Text excerpt
^^^^

My son is five years old now, a healthy and inquisitive little boy who loves football and Lego.
Just over five years ago, when the Syrian civil war hit an all-time low, I wrote the following in my notebook, which now sounds all too familiar again.
“Syria Baby”
When I was pregnant with you, millions of Syrian refugees went in little plastic boats over the Mediterranean Sea to seek shelter or walked over mountains, streets, and fields to reach peace.
I could not read about or listen to it anymore; it was too heartbreaking.
The week I went into labor, a woman gave birth in a makeshift tent camp in the parking area at Vienna Central Station. With her nine-month-old baby in her womb, she trekked there all the way from Syria.
As you started lifting your head for the first time, a little toddler covered in dust and blood was pulled from the gravel in Aleppo after a fighter jet dropped a bomb.
And when you smiled for the first time, I forgot all the misery.
Then, with your first spoon of sweet potato puree, children’s bodies washed up on the shores of Kos; even the Greek soldier carrying the lifeless body was crying.
And when you took your first bounces in the baby jumper, I could hear the UK’s then-Prime Minister, Theresa May’s assurances of controlling the migrant influx.
Migrants, refugees, criminals, them lot, all mingled together in the closed minds of the scared. It is always Us and Them.
Them with the different religion or the dictator regime or the warm climate we like to go to when we want to relax but want nothing to do with otherwise.
I don’t understand that. I don’t understand how you can feed your child organic sweet potato puree and listen to this and think “Them Lot” should go back to where they came from. There is nothing left to go back to.

^^^^

Data rows

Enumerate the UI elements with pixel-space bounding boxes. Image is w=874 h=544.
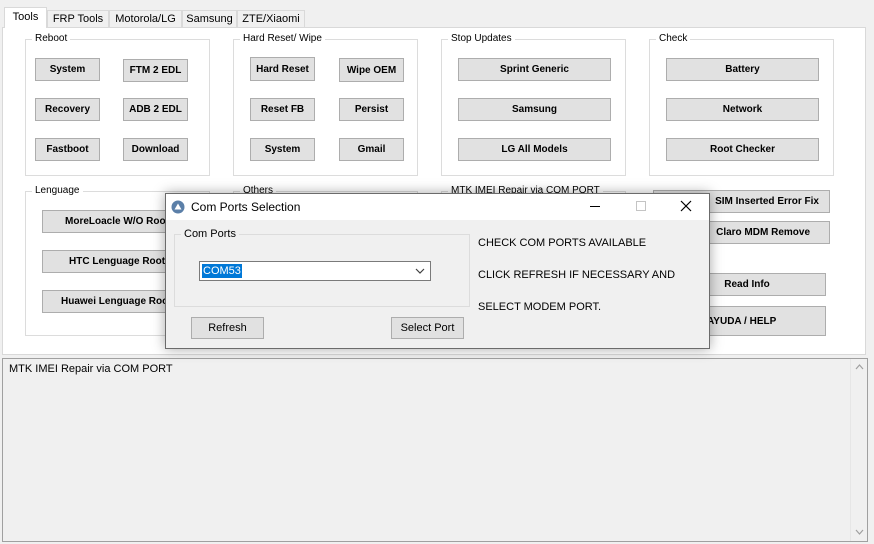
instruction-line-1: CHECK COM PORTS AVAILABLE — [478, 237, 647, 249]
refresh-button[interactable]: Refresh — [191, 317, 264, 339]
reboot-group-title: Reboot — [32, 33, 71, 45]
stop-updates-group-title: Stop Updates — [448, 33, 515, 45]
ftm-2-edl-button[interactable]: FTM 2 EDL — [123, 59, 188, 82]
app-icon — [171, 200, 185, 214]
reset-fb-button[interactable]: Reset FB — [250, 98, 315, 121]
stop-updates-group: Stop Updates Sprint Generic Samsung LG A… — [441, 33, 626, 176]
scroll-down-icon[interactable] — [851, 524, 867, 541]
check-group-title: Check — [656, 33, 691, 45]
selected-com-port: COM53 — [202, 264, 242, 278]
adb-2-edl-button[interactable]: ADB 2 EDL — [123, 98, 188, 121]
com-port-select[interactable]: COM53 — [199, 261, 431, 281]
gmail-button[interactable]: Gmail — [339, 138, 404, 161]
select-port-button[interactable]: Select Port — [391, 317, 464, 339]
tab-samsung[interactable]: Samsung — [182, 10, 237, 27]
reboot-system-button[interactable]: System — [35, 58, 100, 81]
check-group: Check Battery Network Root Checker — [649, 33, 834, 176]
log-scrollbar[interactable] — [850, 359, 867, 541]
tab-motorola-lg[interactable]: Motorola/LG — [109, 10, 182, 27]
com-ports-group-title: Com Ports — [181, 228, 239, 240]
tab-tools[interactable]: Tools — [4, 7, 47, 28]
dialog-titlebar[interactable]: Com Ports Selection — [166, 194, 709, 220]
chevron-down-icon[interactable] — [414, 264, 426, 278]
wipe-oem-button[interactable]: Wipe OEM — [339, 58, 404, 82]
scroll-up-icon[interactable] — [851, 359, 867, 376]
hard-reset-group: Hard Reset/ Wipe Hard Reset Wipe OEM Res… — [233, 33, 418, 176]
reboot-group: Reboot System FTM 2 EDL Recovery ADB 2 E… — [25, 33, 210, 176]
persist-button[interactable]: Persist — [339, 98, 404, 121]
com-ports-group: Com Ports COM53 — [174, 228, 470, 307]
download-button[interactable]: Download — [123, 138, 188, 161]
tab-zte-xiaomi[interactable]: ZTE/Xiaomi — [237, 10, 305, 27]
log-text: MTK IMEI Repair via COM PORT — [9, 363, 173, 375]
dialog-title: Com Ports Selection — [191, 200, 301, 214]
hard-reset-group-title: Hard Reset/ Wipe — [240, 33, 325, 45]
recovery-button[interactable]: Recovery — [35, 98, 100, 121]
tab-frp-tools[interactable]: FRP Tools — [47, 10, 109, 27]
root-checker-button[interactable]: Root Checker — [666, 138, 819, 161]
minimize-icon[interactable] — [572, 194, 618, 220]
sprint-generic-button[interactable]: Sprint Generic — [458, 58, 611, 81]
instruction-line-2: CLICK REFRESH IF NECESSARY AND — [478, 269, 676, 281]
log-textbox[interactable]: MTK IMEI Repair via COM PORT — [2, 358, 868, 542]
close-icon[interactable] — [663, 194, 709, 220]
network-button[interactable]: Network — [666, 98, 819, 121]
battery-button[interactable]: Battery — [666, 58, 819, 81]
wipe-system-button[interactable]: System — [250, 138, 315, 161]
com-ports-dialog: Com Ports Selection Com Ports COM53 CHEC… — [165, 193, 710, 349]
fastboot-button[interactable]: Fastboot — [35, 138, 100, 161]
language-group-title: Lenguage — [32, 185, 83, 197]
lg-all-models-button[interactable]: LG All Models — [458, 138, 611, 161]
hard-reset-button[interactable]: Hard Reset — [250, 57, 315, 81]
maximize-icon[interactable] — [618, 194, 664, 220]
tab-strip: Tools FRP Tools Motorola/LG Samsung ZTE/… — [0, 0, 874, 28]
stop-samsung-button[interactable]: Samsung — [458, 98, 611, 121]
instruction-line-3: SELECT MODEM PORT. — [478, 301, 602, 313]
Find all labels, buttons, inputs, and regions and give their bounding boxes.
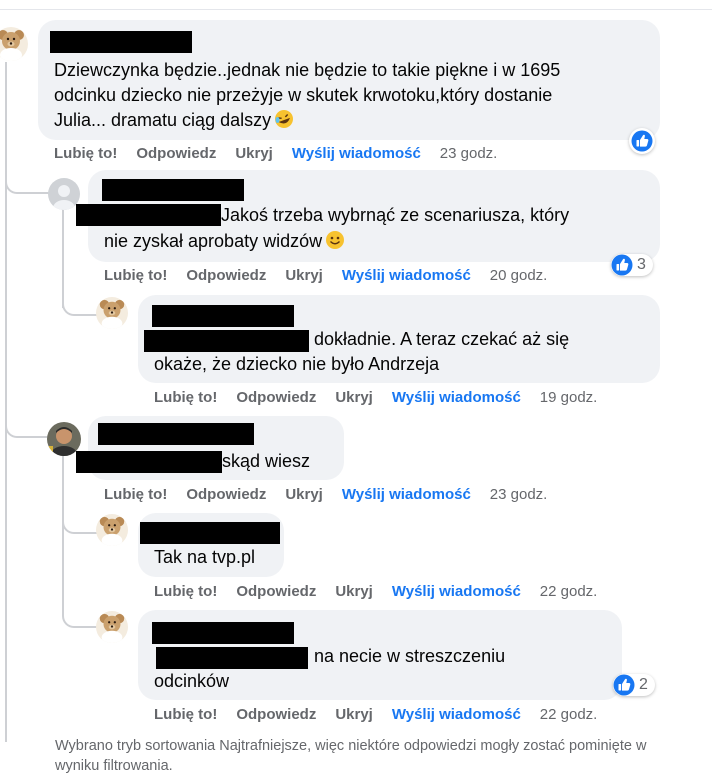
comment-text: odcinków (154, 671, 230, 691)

^^^^

Please answer from the Syria Baby piece: where did a woman give birth during the week the writer went into labor? The items come from a different source than the Syria Baby piece.

Final result
In a makeshift tent camp in the parking area at Vienna Central Station.